* [TO DO]:
You are to retype all of the data exactly as it appears.
##### RECORDS TO PROCESS #####
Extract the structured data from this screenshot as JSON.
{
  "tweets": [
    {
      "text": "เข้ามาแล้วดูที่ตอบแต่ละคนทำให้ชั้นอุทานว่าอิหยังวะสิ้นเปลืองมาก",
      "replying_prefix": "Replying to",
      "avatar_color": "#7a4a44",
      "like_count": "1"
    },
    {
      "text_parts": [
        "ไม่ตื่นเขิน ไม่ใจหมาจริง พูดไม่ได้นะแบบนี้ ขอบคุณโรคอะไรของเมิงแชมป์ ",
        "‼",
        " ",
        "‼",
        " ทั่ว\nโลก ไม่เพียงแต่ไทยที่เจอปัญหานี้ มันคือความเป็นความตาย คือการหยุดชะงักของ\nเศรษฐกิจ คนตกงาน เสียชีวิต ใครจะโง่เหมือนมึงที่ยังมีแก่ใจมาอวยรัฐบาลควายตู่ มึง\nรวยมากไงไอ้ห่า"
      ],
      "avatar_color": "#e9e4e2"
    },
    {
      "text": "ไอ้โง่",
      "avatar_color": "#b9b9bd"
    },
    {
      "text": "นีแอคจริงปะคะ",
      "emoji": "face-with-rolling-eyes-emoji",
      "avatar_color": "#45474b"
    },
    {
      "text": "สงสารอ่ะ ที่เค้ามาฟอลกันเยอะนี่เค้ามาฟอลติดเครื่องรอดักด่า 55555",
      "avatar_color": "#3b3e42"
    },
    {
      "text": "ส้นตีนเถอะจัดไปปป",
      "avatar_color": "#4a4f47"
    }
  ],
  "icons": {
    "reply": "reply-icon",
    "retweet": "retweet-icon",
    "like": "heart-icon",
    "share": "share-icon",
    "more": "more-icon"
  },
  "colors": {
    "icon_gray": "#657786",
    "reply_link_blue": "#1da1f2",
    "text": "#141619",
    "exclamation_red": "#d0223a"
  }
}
#####
* [SOLUTION TO THE EXERCISE]:
Extract the structured data from this screenshot as JSON.
{
  "tweets": [
    {
      "text": "เข้ามาแล้วดูที่ตอบแต่ละคนทำให้ชั้นอุทานว่าอิหยังวะสิ้นเปลืองมาก",
      "replying_prefix": "Replying to",
      "avatar_color": "#7a4a44",
      "like_count": "1"
    },
    {
      "text_parts": [
        "ไม่ตื่นเขิน ไม่ใจหมาจริง พูดไม่ได้นะแบบนี้ ขอบคุณโรคอะไรของเมิงแชมป์ ",
        "‼",
        " ",
        "‼",
        " ทั่ว\nโลก ไม่เพียงแต่ไทยที่เจอปัญหานี้ มันคือความเป็นความตาย คือการหยุดชะงักของ\nเศรษฐกิจ คนตกงาน เสียชีวิต ใครจะโง่เหมือนมึงที่ยังมีแก่ใจมาอวยรัฐบาลควายตู่ มึง\nรวยมากไงไอ้ห่า"
      ],
      "avatar_color": "#e9e4e2"
    },
    {
      "text": "ไอ้โง่",
      "avatar_color": "#b9b9bd"
    },
    {
      "text": "นีแอคจริงปะคะ",
      "emoji": "face-with-rolling-eyes-emoji",
      "avatar_color": "#45474b"
    },
    {
      "text": "สงสารอ่ะ ที่เค้ามาฟอลกันเยอะนี่เค้ามาฟอลติดเครื่องรอดักด่า 55555",
      "avatar_color": "#3b3e42"
    },
    {
      "text": "ส้นตีนเถอะจัดไปปป",
      "avatar_color": "#4a4f47"
    }
  ],
  "icons": {
    "reply": "reply-icon",
    "retweet": "retweet-icon",
    "like": "heart-icon",
    "share": "share-icon",
    "more": "more-icon"
  },
  "colors": {
    "icon_gray": "#657786",
    "reply_link_blue": "#1da1f2",
    "text": "#141619",
    "exclamation_red": "#d0223a"
  }
}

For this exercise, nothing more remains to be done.